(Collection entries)
==================================================

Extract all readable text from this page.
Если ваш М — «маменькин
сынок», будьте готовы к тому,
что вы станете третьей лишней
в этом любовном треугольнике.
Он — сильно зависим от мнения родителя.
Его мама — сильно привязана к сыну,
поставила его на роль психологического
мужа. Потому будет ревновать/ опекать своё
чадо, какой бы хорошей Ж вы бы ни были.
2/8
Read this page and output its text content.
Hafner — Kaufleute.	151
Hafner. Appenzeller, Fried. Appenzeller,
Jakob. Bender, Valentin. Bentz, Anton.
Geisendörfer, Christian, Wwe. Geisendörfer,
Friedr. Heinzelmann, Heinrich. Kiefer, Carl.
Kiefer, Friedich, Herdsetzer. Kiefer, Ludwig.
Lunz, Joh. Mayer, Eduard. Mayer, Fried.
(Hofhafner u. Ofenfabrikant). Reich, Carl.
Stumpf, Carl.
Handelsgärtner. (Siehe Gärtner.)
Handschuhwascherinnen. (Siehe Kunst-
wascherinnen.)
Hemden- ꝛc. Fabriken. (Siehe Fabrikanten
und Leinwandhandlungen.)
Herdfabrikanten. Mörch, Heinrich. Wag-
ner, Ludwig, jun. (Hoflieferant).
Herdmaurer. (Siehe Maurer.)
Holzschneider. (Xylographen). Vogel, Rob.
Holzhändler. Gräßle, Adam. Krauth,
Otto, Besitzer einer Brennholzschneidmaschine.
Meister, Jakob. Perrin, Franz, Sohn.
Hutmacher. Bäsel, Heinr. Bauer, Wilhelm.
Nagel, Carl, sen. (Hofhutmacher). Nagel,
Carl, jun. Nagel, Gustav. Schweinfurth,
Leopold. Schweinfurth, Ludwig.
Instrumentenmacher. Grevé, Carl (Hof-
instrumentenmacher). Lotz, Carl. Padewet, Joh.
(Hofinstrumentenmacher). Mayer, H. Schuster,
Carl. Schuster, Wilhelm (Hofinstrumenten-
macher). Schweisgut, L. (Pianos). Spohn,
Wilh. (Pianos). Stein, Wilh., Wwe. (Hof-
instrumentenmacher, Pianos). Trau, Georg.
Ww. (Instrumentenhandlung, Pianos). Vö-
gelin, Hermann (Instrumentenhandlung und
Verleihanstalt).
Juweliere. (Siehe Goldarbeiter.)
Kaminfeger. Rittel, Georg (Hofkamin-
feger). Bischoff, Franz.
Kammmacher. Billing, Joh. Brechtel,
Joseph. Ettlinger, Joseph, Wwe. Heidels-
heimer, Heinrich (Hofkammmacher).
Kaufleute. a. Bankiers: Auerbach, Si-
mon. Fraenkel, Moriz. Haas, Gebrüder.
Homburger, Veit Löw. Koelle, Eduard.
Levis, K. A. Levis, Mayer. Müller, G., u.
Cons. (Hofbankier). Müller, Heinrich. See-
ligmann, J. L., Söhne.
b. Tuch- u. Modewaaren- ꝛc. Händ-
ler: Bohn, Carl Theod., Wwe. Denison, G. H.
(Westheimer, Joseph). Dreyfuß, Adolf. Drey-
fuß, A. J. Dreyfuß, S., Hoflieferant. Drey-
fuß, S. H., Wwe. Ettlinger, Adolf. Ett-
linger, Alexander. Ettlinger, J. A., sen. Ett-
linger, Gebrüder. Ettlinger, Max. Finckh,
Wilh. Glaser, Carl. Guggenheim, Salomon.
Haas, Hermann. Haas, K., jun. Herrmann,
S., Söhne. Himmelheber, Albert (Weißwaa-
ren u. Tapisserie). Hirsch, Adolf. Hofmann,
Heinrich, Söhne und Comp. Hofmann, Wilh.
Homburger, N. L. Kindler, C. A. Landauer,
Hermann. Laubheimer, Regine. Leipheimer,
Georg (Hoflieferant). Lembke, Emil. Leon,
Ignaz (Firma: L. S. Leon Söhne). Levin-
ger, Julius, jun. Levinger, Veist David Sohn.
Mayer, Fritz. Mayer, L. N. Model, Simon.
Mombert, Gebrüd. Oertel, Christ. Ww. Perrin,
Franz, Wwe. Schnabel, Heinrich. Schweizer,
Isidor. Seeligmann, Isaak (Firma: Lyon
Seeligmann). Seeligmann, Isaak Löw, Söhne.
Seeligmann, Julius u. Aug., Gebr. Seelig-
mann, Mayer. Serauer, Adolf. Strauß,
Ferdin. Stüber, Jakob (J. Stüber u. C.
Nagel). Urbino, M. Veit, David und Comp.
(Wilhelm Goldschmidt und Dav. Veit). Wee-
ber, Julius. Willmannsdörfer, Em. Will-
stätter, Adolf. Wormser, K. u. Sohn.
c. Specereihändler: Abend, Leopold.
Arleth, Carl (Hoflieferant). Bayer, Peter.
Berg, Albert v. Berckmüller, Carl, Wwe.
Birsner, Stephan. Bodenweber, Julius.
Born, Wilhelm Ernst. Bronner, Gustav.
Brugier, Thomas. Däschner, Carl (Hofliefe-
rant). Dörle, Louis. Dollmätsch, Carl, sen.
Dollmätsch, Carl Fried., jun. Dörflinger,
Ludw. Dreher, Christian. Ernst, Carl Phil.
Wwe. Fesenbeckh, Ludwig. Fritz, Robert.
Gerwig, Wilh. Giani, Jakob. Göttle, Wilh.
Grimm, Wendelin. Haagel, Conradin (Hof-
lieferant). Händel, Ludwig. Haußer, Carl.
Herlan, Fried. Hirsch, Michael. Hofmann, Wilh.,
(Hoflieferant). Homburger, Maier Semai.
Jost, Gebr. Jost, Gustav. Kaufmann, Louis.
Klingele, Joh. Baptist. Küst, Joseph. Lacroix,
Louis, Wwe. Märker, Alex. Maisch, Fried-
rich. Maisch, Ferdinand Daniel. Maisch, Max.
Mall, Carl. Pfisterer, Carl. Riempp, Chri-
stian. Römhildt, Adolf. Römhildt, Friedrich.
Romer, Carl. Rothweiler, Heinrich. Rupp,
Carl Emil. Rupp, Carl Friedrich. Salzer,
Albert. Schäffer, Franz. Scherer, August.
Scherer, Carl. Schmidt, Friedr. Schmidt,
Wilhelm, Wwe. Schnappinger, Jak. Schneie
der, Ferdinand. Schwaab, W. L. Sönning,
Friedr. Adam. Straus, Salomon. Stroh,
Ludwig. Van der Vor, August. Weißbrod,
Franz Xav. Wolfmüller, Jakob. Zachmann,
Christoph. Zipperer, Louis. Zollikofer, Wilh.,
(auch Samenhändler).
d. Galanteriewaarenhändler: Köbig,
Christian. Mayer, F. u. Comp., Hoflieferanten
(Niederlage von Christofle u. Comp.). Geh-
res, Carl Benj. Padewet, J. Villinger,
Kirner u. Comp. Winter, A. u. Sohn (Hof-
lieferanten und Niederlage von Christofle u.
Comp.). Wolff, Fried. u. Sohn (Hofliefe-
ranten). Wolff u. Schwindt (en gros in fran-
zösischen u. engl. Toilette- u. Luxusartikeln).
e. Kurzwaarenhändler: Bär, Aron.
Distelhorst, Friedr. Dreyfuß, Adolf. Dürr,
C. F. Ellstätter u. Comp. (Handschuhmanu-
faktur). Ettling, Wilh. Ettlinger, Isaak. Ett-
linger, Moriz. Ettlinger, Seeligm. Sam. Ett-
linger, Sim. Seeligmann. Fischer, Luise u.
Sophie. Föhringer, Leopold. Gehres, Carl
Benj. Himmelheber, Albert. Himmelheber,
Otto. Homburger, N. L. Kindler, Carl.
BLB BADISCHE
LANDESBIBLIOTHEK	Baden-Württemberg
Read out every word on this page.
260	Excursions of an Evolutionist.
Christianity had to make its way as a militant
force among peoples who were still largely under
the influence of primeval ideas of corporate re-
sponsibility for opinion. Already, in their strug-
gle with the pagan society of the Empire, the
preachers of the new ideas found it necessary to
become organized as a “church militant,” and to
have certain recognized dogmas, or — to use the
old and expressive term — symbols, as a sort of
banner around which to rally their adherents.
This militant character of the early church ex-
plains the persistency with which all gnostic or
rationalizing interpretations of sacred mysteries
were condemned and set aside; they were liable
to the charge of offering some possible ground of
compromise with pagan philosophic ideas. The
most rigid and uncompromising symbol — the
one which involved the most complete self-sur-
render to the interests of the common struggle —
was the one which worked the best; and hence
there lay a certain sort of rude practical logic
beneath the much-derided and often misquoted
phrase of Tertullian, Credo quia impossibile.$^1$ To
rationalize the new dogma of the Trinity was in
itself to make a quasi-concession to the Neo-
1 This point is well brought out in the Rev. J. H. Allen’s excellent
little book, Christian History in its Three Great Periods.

==================================================

_AIM OF THE TASK:_
Using the listing above, gather each line that holds the string "most" and copy it.

_THE ANSWER:_
most rigid and uncompromising symbol — the
one which involved the most complete self-sur-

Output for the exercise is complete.